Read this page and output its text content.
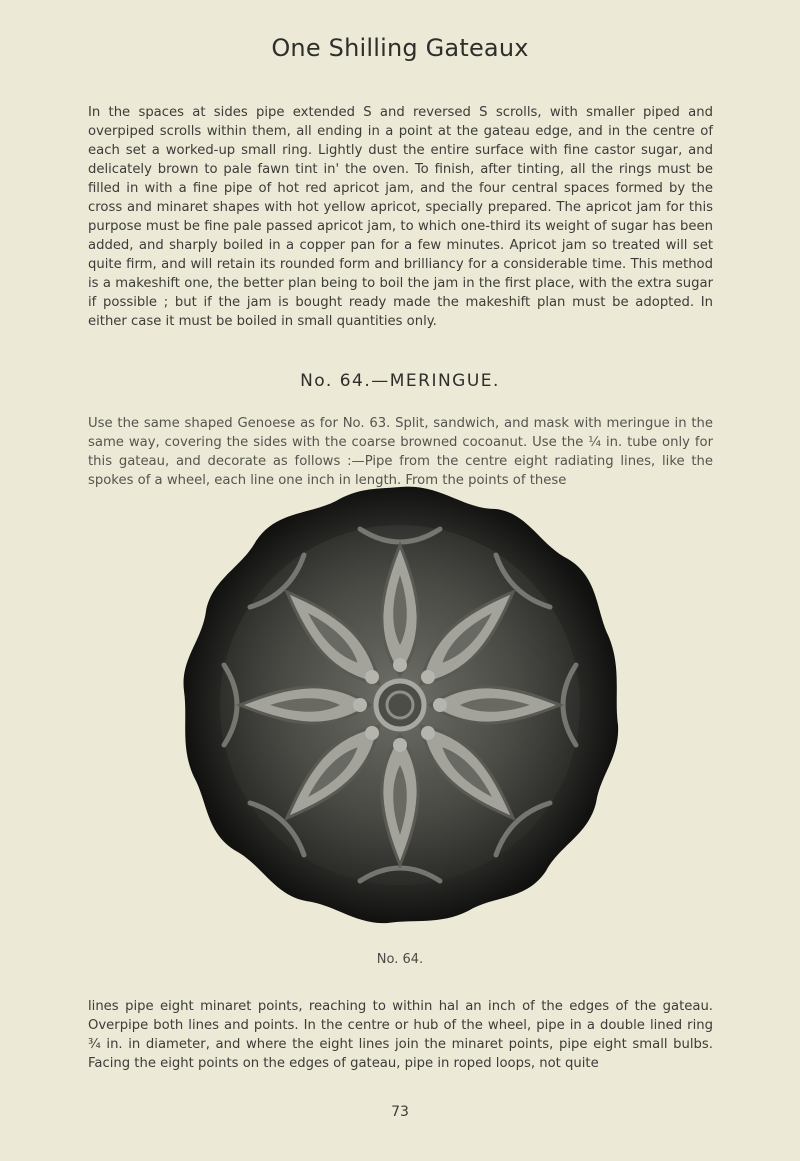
One Shilling Gateaux

In the spaces at sides pipe extended S and reversed S scrolls, with smaller piped and overpiped scrolls within them, all ending in a point at the gateau edge, and in the centre of each set a worked-up small ring. Lightly dust the entire surface with fine castor sugar, and delicately brown to pale fawn tint in' the oven. To finish, after tinting, all the rings must be filled in with a fine pipe of hot red apricot jam, and the four central spaces formed by the cross and minaret shapes with hot yellow apricot, specially prepared. The apricot jam for this purpose must be fine pale passed apricot jam, to which one-third its weight of sugar has been added, and sharply boiled in a copper pan for a few minutes. Apricot jam so treated will set quite firm, and will retain its rounded form and brilliancy for a considerable time. This method is a makeshift one, the better plan being to boil the jam in the first place, with the extra sugar if possible ; but if the jam is bought ready made the makeshift plan must be adopted. In either case it must be boiled in small quantities only.

No. 64.—MERINGUE.

Use the same shaped Genoese as for No. 63. Split, sandwich, and mask with meringue in the same way, covering the sides with the coarse browned cocoanut. Use the ¼ in. tube only for this gateau, and decorate as follows :—Pipe from the centre eight radiating lines, like the spokes of a wheel, each line one inch in length. From the points of these

No. 64.

lines pipe eight minaret points, reaching to within hal an inch of the edges of the gateau. Overpipe both lines and points. In the centre or hub of the wheel, pipe in a double lined ring ¾ in. in diameter, and where the eight lines join the minaret points, pipe eight small bulbs. Facing the eight points on the edges of gateau, pipe in roped loops, not quite

73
——
_Problem to work on_. In the listing, find all lines with the string "wheel" and copy them.

_Full solution_.
Use the same shaped Genoese as for No. 63. Split, sandwich, and mask with meringue in the same way, covering the sides with the coarse browned cocoanut. Use the ¼ in. tube only for this gateau, and decorate as follows :—Pipe from the centre eight radiating lines, like the spokes of a wheel, each line one inch in length. From the points of these
lines pipe eight minaret points, reaching to within hal an inch of the edges of the gateau. Overpipe both lines and points. In the centre or hub of the wheel, pipe in a double lined ring ¾ in. in diameter, and where the eight lines join the minaret points, pipe eight small bulbs. Facing the eight points on the edges of gateau, pipe in roped loops, not quite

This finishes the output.